Every line below that mentions the word "organization" should be copied out.

== The records

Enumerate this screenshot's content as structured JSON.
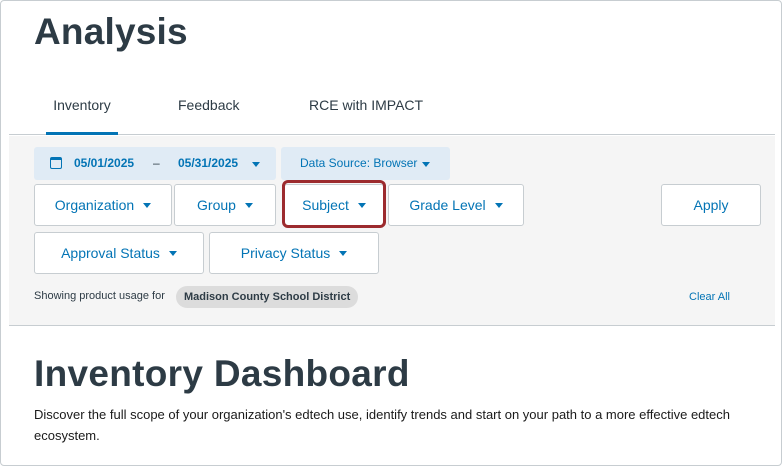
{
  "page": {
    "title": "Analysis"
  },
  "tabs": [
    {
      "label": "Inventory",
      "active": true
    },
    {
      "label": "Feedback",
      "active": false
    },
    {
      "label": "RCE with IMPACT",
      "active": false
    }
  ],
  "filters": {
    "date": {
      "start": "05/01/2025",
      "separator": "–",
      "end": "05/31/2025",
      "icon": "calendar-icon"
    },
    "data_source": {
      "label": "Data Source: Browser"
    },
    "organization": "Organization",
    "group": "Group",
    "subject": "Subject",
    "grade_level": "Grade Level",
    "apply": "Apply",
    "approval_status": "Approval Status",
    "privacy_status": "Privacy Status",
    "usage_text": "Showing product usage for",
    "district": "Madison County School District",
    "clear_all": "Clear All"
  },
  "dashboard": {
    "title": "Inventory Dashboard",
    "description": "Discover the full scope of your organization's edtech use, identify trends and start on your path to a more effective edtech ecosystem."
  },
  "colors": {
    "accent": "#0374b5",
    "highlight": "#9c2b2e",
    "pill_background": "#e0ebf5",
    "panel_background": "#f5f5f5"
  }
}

====
== The records

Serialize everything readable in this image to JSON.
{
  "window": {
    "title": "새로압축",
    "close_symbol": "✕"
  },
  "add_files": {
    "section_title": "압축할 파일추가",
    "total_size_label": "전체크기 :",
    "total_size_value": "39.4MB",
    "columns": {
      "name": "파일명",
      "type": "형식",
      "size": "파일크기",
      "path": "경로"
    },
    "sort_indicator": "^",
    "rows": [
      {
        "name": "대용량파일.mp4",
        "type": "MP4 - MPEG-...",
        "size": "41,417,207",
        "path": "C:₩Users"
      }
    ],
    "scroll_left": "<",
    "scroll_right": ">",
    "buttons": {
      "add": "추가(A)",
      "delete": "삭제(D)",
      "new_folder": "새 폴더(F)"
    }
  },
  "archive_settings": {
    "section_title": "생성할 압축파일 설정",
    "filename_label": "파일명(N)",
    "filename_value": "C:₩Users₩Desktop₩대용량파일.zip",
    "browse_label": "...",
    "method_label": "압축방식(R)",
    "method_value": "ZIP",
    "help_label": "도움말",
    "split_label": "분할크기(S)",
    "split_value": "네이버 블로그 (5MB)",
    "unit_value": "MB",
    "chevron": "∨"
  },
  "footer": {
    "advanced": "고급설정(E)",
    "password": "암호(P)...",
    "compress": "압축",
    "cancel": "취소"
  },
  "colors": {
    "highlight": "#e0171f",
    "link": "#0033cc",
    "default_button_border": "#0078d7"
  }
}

====

◆ Right answer ◆
    "organization": "Organization",
    "description": "Discover the full scope of your organization's edtech use, identify trends and start on your path to a more effective edtech ecosystem."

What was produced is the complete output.